• _Exercise_: Copy out all the data, word for word.

• _Raw data_:
■ ■ ■ ■ ■
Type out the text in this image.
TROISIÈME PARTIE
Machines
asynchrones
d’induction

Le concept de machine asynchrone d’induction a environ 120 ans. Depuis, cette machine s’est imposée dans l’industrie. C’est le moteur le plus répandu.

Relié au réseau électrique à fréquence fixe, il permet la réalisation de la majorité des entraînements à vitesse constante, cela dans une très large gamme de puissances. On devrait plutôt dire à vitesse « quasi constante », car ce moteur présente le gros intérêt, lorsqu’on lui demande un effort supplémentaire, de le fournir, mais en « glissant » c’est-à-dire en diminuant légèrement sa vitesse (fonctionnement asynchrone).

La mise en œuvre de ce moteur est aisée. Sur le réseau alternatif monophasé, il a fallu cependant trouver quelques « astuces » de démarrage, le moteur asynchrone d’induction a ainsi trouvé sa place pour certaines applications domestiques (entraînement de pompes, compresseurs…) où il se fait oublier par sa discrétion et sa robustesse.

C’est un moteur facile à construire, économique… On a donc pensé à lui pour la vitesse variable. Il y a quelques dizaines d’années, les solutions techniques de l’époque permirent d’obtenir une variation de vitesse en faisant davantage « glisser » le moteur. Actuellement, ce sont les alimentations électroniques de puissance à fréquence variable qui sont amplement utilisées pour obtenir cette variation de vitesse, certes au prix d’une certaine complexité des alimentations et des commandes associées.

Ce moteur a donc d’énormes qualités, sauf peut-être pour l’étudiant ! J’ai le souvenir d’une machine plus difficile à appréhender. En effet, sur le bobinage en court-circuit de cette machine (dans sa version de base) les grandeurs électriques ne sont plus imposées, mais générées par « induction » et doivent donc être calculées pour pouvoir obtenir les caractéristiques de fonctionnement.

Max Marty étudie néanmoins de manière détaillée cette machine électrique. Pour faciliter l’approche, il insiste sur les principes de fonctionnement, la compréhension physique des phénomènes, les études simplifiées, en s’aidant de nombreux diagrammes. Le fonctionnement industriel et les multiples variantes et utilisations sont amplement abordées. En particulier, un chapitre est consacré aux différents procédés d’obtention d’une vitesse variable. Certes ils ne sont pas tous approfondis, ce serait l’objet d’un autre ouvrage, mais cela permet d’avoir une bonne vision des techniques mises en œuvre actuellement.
■ ■ ■ ■ ■
• _Solution to this problem_:
Type out the text in this image.
TROISIÈME PARTIE
Machines
asynchrones
d’induction

Le concept de machine asynchrone d’induction a environ 120 ans. Depuis, cette machine s’est imposée dans l’industrie. C’est le moteur le plus répandu.

Relié au réseau électrique à fréquence fixe, il permet la réalisation de la majorité des entraînements à vitesse constante, cela dans une très large gamme de puissances. On devrait plutôt dire à vitesse « quasi constante », car ce moteur présente le gros intérêt, lorsqu’on lui demande un effort supplémentaire, de le fournir, mais en « glissant » c’est-à-dire en diminuant légèrement sa vitesse (fonctionnement asynchrone).

La mise en œuvre de ce moteur est aisée. Sur le réseau alternatif monophasé, il a fallu cependant trouver quelques « astuces » de démarrage, le moteur asynchrone d’induction a ainsi trouvé sa place pour certaines applications domestiques (entraînement de pompes, compresseurs…) où il se fait oublier par sa discrétion et sa robustesse.

C’est un moteur facile à construire, économique… On a donc pensé à lui pour la vitesse variable. Il y a quelques dizaines d’années, les solutions techniques de l’époque permirent d’obtenir une variation de vitesse en faisant davantage « glisser » le moteur. Actuellement, ce sont les alimentations électroniques de puissance à fréquence variable qui sont amplement utilisées pour obtenir cette variation de vitesse, certes au prix d’une certaine complexité des alimentations et des commandes associées.

Ce moteur a donc d’énormes qualités, sauf peut-être pour l’étudiant ! J’ai le souvenir d’une machine plus difficile à appréhender. En effet, sur le bobinage en court-circuit de cette machine (dans sa version de base) les grandeurs électriques ne sont plus imposées, mais générées par « induction » et doivent donc être calculées pour pouvoir obtenir les caractéristiques de fonctionnement.

Max Marty étudie néanmoins de manière détaillée cette machine électrique. Pour faciliter l’approche, il insiste sur les principes de fonctionnement, la compréhension physique des phénomènes, les études simplifiées, en s’aidant de nombreux diagrammes. Le fonctionnement industriel et les multiples variantes et utilisations sont amplement abordées. En particulier, un chapitre est consacré aux différents procédés d’obtention d’une vitesse variable. Certes ils ne sont pas tous approfondis, ce serait l’objet d’un autre ouvrage, mais cela permet d’avoir une bonne vision des techniques mises en œuvre actuellement.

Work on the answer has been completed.